BEGIN Material for this task

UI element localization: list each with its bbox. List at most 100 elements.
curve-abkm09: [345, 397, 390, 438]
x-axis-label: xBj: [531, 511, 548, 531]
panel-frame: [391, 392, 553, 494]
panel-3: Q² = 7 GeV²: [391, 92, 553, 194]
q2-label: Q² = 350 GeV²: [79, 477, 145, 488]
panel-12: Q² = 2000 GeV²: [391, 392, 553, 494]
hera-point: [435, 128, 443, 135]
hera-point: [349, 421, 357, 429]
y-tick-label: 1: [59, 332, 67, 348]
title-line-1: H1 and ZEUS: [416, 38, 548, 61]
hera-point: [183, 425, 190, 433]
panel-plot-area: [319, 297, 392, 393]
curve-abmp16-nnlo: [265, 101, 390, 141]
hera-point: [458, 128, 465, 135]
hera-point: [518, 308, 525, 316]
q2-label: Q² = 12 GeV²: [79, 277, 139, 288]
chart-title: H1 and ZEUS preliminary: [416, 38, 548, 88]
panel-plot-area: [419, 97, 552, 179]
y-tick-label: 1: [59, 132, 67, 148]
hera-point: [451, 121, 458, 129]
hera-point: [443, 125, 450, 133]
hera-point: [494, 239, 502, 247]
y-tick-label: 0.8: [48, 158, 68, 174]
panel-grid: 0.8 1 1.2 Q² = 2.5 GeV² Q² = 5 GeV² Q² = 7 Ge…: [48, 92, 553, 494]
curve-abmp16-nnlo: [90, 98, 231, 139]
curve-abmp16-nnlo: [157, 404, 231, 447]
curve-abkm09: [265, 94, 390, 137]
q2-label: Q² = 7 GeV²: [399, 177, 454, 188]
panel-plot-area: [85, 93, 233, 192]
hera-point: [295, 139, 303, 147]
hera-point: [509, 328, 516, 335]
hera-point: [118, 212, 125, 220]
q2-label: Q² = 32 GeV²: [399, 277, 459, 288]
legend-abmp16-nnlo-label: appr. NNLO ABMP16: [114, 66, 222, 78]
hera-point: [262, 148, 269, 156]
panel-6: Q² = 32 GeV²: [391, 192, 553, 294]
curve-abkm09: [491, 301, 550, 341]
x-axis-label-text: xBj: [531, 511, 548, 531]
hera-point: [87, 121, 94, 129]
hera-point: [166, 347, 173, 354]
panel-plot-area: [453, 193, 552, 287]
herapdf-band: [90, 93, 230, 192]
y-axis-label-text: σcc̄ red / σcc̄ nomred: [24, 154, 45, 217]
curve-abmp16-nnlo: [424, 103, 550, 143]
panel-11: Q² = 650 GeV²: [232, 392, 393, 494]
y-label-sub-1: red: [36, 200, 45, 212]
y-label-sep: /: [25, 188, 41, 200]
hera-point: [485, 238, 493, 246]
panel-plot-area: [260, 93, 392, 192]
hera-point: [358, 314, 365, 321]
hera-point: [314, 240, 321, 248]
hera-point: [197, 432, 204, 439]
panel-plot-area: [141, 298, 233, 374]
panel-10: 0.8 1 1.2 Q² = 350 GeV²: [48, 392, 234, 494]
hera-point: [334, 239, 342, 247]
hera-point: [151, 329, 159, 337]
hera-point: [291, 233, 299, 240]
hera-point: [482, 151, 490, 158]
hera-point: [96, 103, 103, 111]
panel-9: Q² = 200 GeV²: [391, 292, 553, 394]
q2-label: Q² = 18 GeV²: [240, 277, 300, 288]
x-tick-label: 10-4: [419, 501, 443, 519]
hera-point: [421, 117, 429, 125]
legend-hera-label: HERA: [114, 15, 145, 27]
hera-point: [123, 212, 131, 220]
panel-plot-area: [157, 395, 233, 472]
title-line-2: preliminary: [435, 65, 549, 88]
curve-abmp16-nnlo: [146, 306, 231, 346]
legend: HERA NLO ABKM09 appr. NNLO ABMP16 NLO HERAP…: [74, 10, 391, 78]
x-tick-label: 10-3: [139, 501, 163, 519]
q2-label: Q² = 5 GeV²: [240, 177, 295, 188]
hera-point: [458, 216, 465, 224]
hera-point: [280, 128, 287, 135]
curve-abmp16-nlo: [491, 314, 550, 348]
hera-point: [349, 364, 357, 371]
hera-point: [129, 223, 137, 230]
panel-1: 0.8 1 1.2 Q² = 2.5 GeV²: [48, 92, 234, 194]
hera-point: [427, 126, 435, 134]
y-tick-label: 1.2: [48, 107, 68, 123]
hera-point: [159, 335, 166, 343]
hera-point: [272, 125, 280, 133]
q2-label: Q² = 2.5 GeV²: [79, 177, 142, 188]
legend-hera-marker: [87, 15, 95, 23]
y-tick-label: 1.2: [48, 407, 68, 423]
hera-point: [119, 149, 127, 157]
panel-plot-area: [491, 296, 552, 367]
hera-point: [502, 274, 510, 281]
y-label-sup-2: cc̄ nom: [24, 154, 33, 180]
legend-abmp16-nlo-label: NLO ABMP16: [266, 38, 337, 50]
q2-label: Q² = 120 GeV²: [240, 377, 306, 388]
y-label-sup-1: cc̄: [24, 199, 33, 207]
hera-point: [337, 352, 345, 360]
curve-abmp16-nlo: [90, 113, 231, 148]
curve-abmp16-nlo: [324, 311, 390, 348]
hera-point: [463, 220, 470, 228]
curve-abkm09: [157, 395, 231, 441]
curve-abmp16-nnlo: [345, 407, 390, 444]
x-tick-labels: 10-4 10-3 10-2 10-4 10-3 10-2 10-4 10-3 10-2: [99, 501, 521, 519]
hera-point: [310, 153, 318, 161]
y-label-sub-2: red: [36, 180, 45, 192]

END Material for this task
BEGIN Material for this task

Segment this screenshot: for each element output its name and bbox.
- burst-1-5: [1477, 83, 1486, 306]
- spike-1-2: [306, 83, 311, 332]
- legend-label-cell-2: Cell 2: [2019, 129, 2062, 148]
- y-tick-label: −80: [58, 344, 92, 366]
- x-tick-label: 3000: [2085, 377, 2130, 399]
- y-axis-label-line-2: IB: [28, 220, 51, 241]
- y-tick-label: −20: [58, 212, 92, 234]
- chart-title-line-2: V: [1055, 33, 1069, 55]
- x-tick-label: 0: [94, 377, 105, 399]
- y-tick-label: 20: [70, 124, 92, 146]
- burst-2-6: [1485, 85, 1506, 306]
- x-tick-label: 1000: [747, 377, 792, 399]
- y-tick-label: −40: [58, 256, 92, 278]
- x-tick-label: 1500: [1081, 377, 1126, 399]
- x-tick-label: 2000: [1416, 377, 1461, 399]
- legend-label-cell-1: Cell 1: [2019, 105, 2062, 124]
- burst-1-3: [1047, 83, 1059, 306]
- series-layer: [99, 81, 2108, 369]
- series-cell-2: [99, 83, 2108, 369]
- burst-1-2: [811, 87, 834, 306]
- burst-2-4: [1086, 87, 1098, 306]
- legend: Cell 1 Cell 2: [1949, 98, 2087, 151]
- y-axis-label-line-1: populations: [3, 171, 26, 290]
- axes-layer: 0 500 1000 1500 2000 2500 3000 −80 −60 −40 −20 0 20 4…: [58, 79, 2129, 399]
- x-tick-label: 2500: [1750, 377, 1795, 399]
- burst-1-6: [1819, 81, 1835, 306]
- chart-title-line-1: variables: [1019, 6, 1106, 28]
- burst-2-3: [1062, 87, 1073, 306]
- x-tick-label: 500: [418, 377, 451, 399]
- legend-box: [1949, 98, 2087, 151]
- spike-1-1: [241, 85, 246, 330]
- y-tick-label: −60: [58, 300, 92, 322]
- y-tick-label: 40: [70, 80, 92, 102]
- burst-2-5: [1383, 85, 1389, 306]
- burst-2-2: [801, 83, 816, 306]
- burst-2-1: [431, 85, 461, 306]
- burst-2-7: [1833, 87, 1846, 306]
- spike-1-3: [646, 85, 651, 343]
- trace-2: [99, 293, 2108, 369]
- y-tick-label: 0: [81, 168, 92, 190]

END Material for this task

What the task requires:
Copy out the entries word for word, beginning with the line that contains "UI element localization: list" and continuing through the line that contains "q2-label: Q² = 350 GeV²: [79, 477, 145, 488]".

Output for this task:
UI element localization: list each with its bbox. List at most 100 elements.
curve-abkm09: [345, 397, 390, 438]
x-axis-label: xBj: [531, 511, 548, 531]
panel-frame: [391, 392, 553, 494]
panel-3: Q² = 7 GeV²: [391, 92, 553, 194]
q2-label: Q² = 350 GeV²: [79, 477, 145, 488]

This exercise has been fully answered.